RECORDS FOR THIS TASK:
********

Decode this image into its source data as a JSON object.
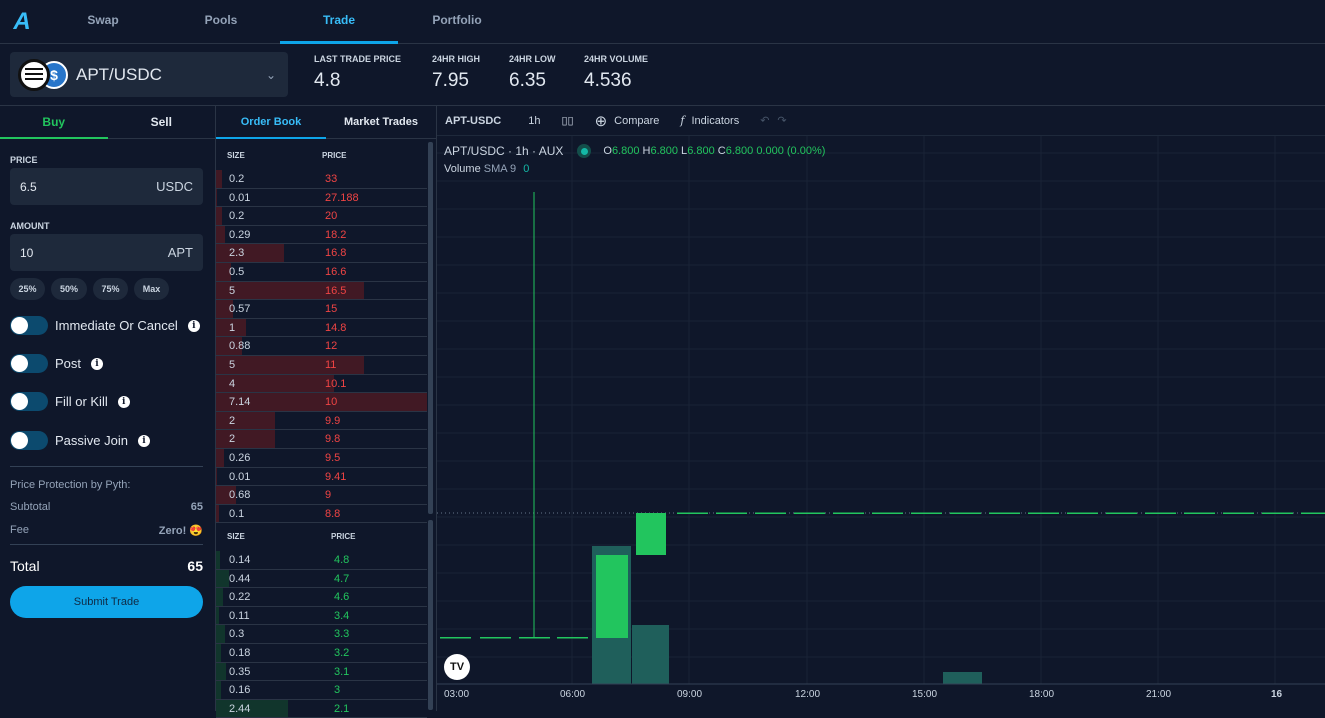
{
  "nav": {
    "logo": "A",
    "tabs": [
      "Swap",
      "Pools",
      "Trade",
      "Portfolio"
    ],
    "active": "Trade"
  },
  "market": {
    "pair": "APT/USDC",
    "coin2_icon": "$"
  },
  "stats": [
    {
      "label": "LAST TRADE PRICE",
      "value": "4.8"
    },
    {
      "label": "24HR HIGH",
      "value": "7.95"
    },
    {
      "label": "24HR LOW",
      "value": "6.35"
    },
    {
      "label": "24HR VOLUME",
      "value": "4.536"
    }
  ],
  "form": {
    "buy": "Buy",
    "sell": "Sell",
    "price_label": "PRICE",
    "price": "6.5",
    "price_unit": "USDC",
    "amount_label": "AMOUNT",
    "amount": "10",
    "amount_unit": "APT",
    "pcts": [
      "25%",
      "50%",
      "75%",
      "Max"
    ],
    "toggles": [
      "Immediate Or Cancel",
      "Post",
      "Fill or Kill",
      "Passive Join"
    ],
    "protection": "Price Protection by Pyth:",
    "subtotal_label": "Subtotal",
    "subtotal": "65",
    "fee_label": "Fee",
    "fee": "Zero! 😍",
    "total_label": "Total",
    "total": "65",
    "submit": "Submit Trade"
  },
  "orderbook": {
    "tabs": [
      "Order Book",
      "Market Trades"
    ],
    "size_h": "SIZE",
    "price_h": "PRICE",
    "asks": [
      [
        "0.2",
        "33"
      ],
      [
        "0.01",
        "27.188"
      ],
      [
        "0.2",
        "20"
      ],
      [
        "0.29",
        "18.2"
      ],
      [
        "2.3",
        "16.8"
      ],
      [
        "0.5",
        "16.6"
      ],
      [
        "5",
        "16.5"
      ],
      [
        "0.57",
        "15"
      ],
      [
        "1",
        "14.8"
      ],
      [
        "0.88",
        "12"
      ],
      [
        "5",
        "11"
      ],
      [
        "4",
        "10.1"
      ],
      [
        "7.14",
        "10"
      ],
      [
        "2",
        "9.9"
      ],
      [
        "2",
        "9.8"
      ],
      [
        "0.26",
        "9.5"
      ],
      [
        "0.01",
        "9.41"
      ],
      [
        "0.68",
        "9"
      ],
      [
        "0.1",
        "8.8"
      ]
    ],
    "bids": [
      [
        "0.14",
        "4.8"
      ],
      [
        "0.44",
        "4.7"
      ],
      [
        "0.22",
        "4.6"
      ],
      [
        "0.11",
        "3.4"
      ],
      [
        "0.3",
        "3.3"
      ],
      [
        "0.18",
        "3.2"
      ],
      [
        "0.35",
        "3.1"
      ],
      [
        "0.16",
        "3"
      ],
      [
        "2.44",
        "2.1"
      ]
    ],
    "ask_color": "#ef4444",
    "bid_color": "#22c55e"
  },
  "chart": {
    "symbol": "APT-USDC",
    "interval": "1h",
    "compare": "Compare",
    "indicators": "Indicators",
    "legend_title": "APT/USDC · 1h · AUX",
    "o": "6.800",
    "h": "6.800",
    "l": "6.800",
    "c": "6.800",
    "change": "0.000 (0.00%)",
    "volume_label": "Volume",
    "sma": "SMA 9",
    "sma_val": "0",
    "x_labels": [
      "03:00",
      "06:00",
      "09:00",
      "12:00",
      "15:00",
      "18:00",
      "21:00",
      "16"
    ]
  }
}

********

EXERCISE GOAL: Make an exact copy of the data above, pictures excluded.

WRITTEN RESPONSE:
Decode this image into its source data as a JSON object.
{
  "nav": {
    "logo": "A",
    "tabs": [
      "Swap",
      "Pools",
      "Trade",
      "Portfolio"
    ],
    "active": "Trade"
  },
  "market": {
    "pair": "APT/USDC",
    "coin2_icon": "$"
  },
  "stats": [
    {
      "label": "LAST TRADE PRICE",
      "value": "4.8"
    },
    {
      "label": "24HR HIGH",
      "value": "7.95"
    },
    {
      "label": "24HR LOW",
      "value": "6.35"
    },
    {
      "label": "24HR VOLUME",
      "value": "4.536"
    }
  ],
  "form": {
    "buy": "Buy",
    "sell": "Sell",
    "price_label": "PRICE",
    "price": "6.5",
    "price_unit": "USDC",
    "amount_label": "AMOUNT",
    "amount": "10",
    "amount_unit": "APT",
    "pcts": [
      "25%",
      "50%",
      "75%",
      "Max"
    ],
    "toggles": [
      "Immediate Or Cancel",
      "Post",
      "Fill or Kill",
      "Passive Join"
    ],
    "protection": "Price Protection by Pyth:",
    "subtotal_label": "Subtotal",
    "subtotal": "65",
    "fee_label": "Fee",
    "fee": "Zero! 😍",
    "total_label": "Total",
    "total": "65",
    "submit": "Submit Trade"
  },
  "orderbook": {
    "tabs": [
      "Order Book",
      "Market Trades"
    ],
    "size_h": "SIZE",
    "price_h": "PRICE",
    "asks": [
      [
        "0.2",
        "33"
      ],
      [
        "0.01",
        "27.188"
      ],
      [
        "0.2",
        "20"
      ],
      [
        "0.29",
        "18.2"
      ],
      [
        "2.3",
        "16.8"
      ],
      [
        "0.5",
        "16.6"
      ],
      [
        "5",
        "16.5"
      ],
      [
        "0.57",
        "15"
      ],
      [
        "1",
        "14.8"
      ],
      [
        "0.88",
        "12"
      ],
      [
        "5",
        "11"
      ],
      [
        "4",
        "10.1"
      ],
      [
        "7.14",
        "10"
      ],
      [
        "2",
        "9.9"
      ],
      [
        "2",
        "9.8"
      ],
      [
        "0.26",
        "9.5"
      ],
      [
        "0.01",
        "9.41"
      ],
      [
        "0.68",
        "9"
      ],
      [
        "0.1",
        "8.8"
      ]
    ],
    "bids": [
      [
        "0.14",
        "4.8"
      ],
      [
        "0.44",
        "4.7"
      ],
      [
        "0.22",
        "4.6"
      ],
      [
        "0.11",
        "3.4"
      ],
      [
        "0.3",
        "3.3"
      ],
      [
        "0.18",
        "3.2"
      ],
      [
        "0.35",
        "3.1"
      ],
      [
        "0.16",
        "3"
      ],
      [
        "2.44",
        "2.1"
      ]
    ],
    "ask_color": "#ef4444",
    "bid_color": "#22c55e"
  },
  "chart": {
    "symbol": "APT-USDC",
    "interval": "1h",
    "compare": "Compare",
    "indicators": "Indicators",
    "legend_title": "APT/USDC · 1h · AUX",
    "o": "6.800",
    "h": "6.800",
    "l": "6.800",
    "c": "6.800",
    "change": "0.000 (0.00%)",
    "volume_label": "Volume",
    "sma": "SMA 9",
    "sma_val": "0",
    "x_labels": [
      "03:00",
      "06:00",
      "09:00",
      "12:00",
      "15:00",
      "18:00",
      "21:00",
      "16"
    ]
  }
}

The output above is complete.